#### Given entries
☆ ☆ ☆ ☆

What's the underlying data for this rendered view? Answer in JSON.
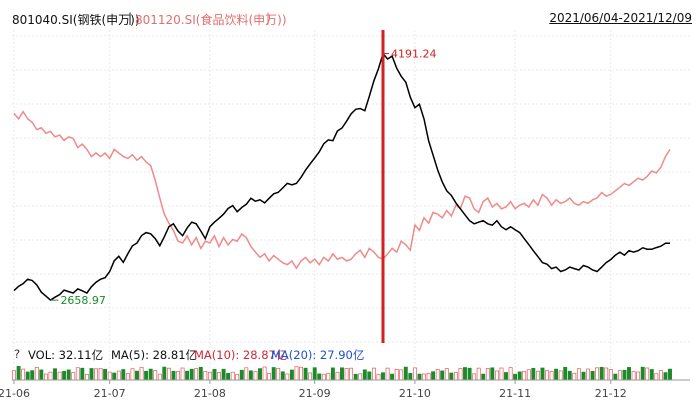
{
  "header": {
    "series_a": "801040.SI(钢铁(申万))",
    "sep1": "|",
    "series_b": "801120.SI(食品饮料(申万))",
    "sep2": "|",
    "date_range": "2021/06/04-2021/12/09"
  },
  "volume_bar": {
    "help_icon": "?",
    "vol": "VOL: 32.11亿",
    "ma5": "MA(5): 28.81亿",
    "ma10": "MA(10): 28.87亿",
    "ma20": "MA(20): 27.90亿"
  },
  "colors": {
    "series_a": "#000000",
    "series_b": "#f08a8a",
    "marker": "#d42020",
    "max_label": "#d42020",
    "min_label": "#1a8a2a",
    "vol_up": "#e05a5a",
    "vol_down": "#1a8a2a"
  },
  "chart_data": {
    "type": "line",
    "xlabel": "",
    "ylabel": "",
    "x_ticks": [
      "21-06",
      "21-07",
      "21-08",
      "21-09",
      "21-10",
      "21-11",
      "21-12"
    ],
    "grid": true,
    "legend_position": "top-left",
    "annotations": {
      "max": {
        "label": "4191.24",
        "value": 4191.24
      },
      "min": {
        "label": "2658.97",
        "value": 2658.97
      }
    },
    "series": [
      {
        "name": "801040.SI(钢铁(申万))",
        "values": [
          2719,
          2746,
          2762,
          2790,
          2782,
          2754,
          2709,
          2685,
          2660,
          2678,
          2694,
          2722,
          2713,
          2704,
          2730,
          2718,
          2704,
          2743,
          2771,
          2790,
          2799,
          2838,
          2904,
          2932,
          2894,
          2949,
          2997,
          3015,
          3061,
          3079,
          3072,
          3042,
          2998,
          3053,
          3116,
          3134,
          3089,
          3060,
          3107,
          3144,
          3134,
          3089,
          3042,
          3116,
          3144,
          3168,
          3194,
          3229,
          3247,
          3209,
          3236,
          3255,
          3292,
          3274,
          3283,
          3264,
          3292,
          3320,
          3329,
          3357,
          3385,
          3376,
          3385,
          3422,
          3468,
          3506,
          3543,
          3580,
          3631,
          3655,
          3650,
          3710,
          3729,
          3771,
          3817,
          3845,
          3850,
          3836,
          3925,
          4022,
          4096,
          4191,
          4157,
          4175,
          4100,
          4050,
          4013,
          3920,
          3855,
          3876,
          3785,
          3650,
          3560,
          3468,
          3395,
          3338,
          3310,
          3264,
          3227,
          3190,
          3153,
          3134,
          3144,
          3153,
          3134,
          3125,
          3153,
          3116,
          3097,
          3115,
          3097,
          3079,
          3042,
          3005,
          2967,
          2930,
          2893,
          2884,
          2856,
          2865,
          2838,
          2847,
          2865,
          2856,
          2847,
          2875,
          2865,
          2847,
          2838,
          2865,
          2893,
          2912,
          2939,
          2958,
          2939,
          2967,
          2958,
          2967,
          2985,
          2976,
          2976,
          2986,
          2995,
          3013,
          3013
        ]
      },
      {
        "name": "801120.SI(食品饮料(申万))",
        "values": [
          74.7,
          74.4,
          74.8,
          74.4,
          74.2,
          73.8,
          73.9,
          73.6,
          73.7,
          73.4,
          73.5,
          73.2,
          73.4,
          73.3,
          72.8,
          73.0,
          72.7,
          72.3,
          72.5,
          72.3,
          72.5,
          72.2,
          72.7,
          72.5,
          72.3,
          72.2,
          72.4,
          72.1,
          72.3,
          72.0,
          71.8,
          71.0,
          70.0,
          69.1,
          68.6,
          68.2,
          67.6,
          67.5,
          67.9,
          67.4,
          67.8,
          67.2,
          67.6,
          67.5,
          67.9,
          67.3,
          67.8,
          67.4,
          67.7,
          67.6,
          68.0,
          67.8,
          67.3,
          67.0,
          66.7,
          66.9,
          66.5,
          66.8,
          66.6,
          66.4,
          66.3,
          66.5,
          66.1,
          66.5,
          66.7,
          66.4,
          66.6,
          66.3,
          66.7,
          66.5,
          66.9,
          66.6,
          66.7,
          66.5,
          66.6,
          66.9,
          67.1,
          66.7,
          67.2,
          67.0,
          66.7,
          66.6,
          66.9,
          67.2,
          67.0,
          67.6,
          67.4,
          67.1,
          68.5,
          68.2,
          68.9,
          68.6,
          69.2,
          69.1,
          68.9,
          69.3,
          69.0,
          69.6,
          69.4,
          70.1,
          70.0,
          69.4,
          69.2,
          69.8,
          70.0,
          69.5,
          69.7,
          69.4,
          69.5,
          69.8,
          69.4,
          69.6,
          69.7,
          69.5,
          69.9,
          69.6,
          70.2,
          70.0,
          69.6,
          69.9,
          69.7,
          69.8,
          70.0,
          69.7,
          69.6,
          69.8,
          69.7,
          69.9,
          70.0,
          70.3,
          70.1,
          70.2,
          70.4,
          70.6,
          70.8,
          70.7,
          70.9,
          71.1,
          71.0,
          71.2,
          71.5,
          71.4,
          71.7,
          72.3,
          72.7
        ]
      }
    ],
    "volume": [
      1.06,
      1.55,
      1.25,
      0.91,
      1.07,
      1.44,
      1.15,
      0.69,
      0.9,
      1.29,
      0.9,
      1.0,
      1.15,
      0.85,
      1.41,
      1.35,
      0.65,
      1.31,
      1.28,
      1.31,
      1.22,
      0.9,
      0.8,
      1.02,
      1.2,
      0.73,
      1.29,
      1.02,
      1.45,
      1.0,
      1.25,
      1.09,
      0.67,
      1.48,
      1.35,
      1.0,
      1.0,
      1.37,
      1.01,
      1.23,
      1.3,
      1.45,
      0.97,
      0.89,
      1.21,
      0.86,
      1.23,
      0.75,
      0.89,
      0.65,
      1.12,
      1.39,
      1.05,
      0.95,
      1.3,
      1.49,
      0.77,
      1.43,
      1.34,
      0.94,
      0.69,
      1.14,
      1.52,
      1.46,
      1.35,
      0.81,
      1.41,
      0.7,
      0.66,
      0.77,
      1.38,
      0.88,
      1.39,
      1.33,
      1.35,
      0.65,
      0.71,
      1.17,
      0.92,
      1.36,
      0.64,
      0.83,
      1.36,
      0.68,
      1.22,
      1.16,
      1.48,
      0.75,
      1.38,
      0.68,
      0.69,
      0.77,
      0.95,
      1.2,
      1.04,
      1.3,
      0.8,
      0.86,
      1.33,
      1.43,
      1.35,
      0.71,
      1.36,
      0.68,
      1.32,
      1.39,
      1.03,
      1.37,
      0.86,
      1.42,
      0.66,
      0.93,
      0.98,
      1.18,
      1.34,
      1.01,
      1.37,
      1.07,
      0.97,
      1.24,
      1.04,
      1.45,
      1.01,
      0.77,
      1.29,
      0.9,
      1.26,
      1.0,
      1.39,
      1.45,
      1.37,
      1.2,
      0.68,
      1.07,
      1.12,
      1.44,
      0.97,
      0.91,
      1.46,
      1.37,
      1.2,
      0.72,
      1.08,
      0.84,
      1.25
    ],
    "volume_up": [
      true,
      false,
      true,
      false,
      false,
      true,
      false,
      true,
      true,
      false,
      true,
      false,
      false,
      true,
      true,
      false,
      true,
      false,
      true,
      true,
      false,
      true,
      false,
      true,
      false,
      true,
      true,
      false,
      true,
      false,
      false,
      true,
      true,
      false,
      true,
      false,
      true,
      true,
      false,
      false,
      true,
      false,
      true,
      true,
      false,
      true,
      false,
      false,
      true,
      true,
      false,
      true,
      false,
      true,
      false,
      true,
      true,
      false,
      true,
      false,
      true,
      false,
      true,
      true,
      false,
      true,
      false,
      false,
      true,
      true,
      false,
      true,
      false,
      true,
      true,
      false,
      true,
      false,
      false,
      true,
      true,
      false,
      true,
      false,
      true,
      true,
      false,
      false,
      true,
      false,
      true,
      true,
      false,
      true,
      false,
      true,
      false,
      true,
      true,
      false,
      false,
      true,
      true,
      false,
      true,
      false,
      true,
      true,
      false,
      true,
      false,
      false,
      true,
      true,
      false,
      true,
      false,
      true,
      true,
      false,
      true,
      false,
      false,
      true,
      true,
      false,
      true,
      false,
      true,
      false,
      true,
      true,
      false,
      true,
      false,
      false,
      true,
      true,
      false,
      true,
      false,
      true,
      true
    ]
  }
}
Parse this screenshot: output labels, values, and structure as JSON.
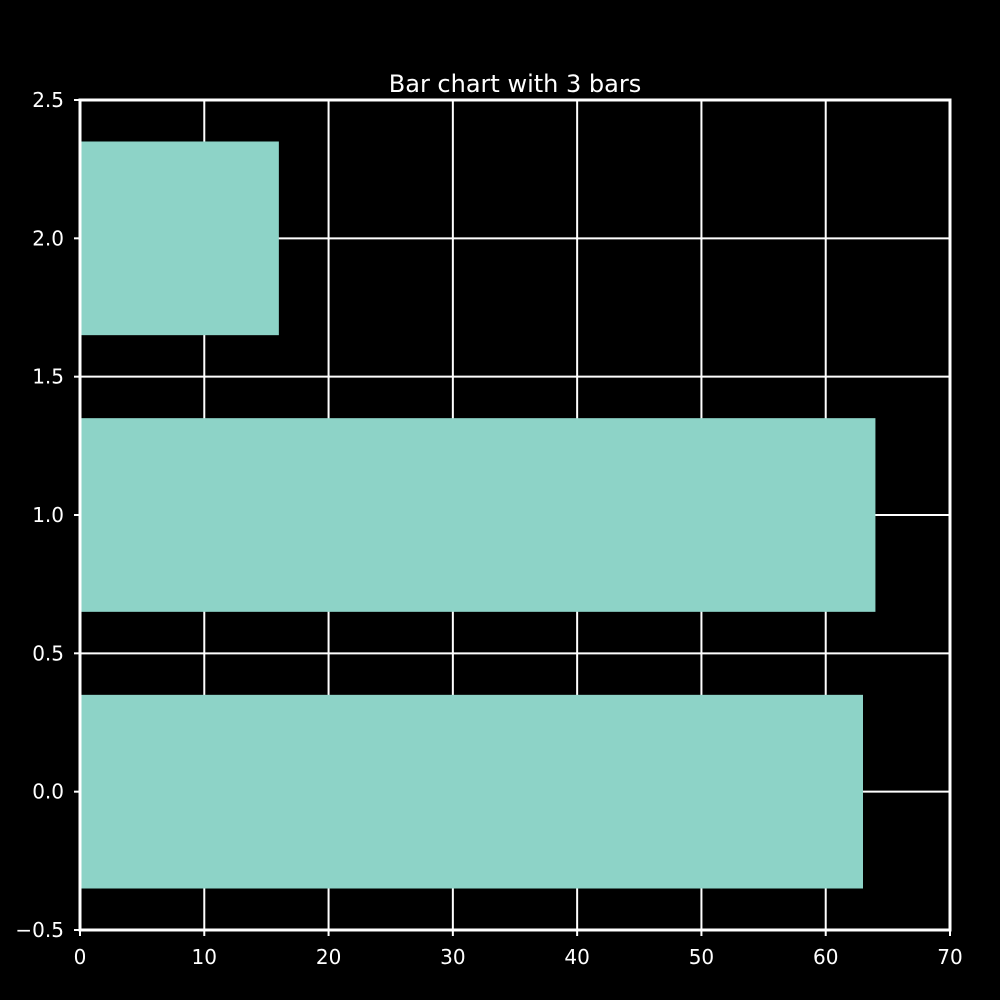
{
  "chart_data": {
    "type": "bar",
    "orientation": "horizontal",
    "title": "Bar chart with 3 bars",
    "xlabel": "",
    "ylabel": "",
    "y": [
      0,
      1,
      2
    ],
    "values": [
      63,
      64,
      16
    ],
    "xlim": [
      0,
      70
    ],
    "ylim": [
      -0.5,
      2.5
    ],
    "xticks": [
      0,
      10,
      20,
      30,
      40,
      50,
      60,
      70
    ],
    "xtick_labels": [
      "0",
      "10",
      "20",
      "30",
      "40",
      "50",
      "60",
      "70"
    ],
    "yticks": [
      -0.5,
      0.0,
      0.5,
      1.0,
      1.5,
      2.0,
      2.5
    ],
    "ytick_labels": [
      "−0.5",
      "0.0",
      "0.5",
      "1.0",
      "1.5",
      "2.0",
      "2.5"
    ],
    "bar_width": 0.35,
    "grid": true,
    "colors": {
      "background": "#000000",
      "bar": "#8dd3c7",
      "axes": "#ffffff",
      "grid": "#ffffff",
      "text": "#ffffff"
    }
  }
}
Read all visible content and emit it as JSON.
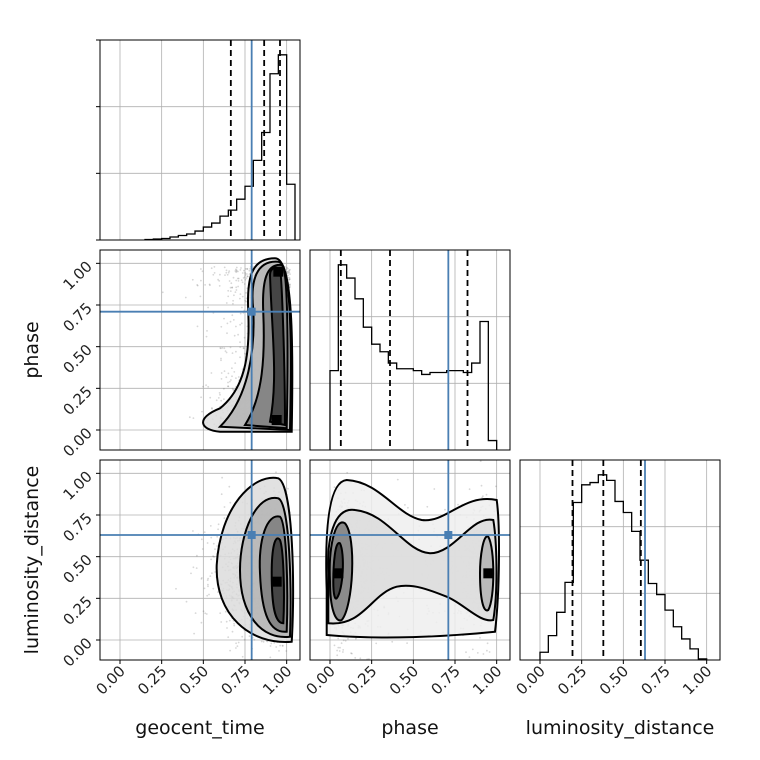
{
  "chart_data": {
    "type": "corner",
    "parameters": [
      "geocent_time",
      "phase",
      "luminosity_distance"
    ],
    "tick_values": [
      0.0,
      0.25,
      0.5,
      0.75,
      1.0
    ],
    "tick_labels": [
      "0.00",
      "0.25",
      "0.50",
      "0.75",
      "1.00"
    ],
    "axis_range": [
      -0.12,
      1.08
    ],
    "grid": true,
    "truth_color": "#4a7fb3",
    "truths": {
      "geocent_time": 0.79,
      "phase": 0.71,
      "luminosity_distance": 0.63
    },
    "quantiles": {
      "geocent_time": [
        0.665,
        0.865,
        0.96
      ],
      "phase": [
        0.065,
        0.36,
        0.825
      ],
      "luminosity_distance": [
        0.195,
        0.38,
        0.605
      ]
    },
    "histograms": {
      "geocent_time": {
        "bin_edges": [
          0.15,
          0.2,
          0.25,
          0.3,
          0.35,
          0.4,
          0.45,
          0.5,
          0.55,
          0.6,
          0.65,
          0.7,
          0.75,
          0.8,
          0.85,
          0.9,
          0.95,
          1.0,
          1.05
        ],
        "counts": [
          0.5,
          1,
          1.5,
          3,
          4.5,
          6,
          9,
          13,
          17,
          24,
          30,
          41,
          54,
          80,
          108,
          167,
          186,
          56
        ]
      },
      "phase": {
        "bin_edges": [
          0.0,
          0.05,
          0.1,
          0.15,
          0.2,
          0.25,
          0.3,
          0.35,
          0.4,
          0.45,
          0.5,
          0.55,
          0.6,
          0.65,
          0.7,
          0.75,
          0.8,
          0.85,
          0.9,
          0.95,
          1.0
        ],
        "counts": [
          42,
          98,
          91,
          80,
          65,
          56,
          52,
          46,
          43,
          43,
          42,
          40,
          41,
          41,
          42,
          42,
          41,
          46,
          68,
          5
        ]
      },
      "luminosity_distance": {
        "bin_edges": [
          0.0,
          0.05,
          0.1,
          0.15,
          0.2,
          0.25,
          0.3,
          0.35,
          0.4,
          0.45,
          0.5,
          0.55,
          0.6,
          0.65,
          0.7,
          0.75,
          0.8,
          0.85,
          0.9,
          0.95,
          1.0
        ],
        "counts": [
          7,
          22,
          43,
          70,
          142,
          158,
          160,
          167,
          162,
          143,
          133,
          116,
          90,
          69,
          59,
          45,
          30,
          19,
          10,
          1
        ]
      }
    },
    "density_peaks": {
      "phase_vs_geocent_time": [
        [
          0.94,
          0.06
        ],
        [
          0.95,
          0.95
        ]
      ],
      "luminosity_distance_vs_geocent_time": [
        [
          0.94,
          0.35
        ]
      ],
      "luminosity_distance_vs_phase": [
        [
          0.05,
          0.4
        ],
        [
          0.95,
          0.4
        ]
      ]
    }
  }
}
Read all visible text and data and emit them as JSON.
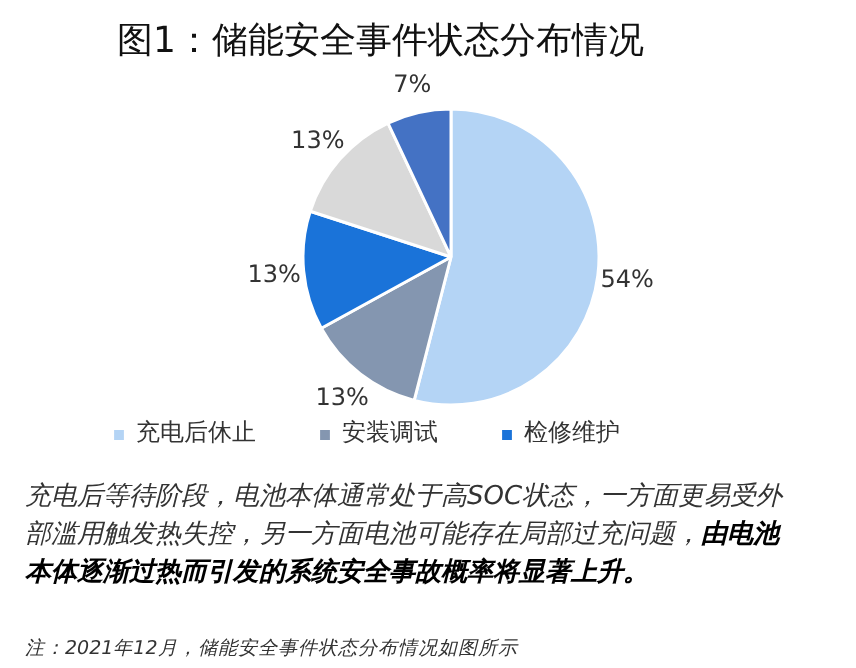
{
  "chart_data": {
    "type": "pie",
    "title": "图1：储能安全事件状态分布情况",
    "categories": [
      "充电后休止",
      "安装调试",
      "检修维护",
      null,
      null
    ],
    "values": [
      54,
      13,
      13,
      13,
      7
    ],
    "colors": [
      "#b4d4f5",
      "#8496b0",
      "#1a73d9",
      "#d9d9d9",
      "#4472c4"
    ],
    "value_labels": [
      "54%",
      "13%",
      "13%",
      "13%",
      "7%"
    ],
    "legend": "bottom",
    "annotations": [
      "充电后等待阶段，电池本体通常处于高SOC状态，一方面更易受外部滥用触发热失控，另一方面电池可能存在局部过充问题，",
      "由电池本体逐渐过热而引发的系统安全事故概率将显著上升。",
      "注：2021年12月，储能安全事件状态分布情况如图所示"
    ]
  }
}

☆ ☆ ☆ ☆

#### Stated task
Where a line of the records above holds the word "食品饮料", copy that line.

#### Correct answer
    "series_b": "801120.SI(食品饮料(申万))",
        "name": "801120.SI(食品饮料(申万))",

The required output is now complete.